Given task:
Count the lines below that contain the word "response", and give only that number.

Available records:
*****

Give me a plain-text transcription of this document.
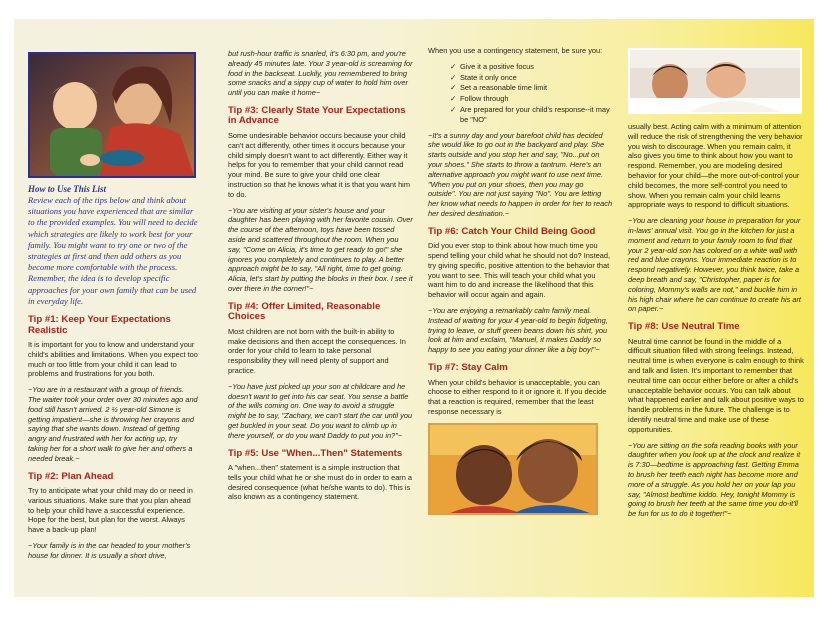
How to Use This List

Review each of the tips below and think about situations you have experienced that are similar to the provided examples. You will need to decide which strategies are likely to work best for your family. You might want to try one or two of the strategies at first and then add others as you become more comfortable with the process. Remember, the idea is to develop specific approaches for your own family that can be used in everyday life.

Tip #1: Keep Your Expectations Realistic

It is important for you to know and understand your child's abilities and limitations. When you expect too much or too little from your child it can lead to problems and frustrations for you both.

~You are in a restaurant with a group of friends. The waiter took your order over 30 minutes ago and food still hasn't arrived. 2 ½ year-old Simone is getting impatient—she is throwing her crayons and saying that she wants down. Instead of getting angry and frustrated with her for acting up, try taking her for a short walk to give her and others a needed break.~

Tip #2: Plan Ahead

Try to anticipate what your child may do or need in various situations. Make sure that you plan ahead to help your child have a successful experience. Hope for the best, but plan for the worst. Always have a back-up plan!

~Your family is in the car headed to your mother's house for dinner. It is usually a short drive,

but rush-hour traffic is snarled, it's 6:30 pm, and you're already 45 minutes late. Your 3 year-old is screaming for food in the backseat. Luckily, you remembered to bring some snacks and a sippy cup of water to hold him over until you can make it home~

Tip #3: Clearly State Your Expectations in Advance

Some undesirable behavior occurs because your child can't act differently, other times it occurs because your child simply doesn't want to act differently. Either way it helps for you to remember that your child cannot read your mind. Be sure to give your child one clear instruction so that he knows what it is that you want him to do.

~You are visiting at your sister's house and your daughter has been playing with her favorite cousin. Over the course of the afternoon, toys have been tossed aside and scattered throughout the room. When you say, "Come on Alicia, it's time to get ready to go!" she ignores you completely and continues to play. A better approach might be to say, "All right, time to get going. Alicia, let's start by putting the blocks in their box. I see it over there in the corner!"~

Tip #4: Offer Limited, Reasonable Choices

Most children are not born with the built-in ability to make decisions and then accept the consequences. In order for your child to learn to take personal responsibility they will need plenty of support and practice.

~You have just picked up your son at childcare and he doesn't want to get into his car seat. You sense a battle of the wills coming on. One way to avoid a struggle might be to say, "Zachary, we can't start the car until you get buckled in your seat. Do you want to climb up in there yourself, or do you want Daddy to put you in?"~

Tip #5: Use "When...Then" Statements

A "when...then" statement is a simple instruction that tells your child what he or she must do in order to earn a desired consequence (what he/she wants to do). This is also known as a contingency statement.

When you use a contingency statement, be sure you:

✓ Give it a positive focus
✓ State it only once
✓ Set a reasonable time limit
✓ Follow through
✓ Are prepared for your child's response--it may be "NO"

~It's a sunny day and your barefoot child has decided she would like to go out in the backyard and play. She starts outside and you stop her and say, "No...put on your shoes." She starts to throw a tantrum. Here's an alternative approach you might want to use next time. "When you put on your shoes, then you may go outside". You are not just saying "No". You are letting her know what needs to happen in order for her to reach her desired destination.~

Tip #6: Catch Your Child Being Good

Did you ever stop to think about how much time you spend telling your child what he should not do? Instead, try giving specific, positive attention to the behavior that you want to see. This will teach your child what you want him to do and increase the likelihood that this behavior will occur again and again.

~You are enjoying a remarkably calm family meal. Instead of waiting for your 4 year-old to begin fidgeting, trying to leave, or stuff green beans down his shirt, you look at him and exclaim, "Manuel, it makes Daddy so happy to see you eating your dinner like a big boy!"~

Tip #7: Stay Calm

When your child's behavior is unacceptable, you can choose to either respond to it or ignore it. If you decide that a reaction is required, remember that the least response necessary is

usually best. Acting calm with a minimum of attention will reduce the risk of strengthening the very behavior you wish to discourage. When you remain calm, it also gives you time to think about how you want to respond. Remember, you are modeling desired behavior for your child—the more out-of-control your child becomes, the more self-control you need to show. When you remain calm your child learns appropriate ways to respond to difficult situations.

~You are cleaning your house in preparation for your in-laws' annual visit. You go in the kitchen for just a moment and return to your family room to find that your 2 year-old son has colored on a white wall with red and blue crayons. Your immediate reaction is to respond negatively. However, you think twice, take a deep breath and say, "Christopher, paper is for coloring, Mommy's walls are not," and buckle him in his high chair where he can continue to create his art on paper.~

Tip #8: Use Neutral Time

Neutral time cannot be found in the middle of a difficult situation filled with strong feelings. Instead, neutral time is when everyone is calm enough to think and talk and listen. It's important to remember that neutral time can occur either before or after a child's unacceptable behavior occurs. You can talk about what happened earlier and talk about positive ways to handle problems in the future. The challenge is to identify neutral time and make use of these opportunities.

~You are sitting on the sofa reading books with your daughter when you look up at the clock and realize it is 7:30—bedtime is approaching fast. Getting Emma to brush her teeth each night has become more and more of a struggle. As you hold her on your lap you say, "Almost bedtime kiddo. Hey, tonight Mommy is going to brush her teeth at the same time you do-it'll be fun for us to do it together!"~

*****

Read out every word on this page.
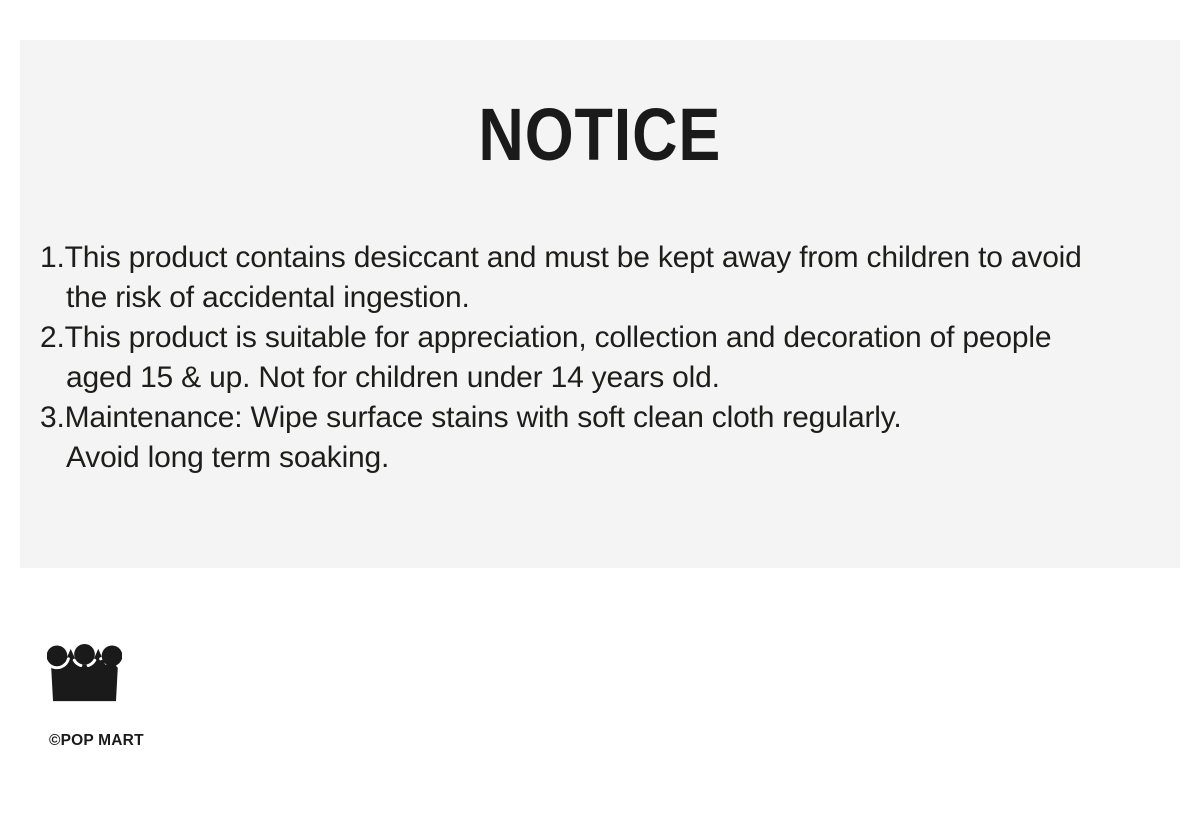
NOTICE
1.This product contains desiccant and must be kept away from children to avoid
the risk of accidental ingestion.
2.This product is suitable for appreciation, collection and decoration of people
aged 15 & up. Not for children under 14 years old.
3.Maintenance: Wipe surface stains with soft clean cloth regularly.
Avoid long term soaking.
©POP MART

*****

Result of the task:
2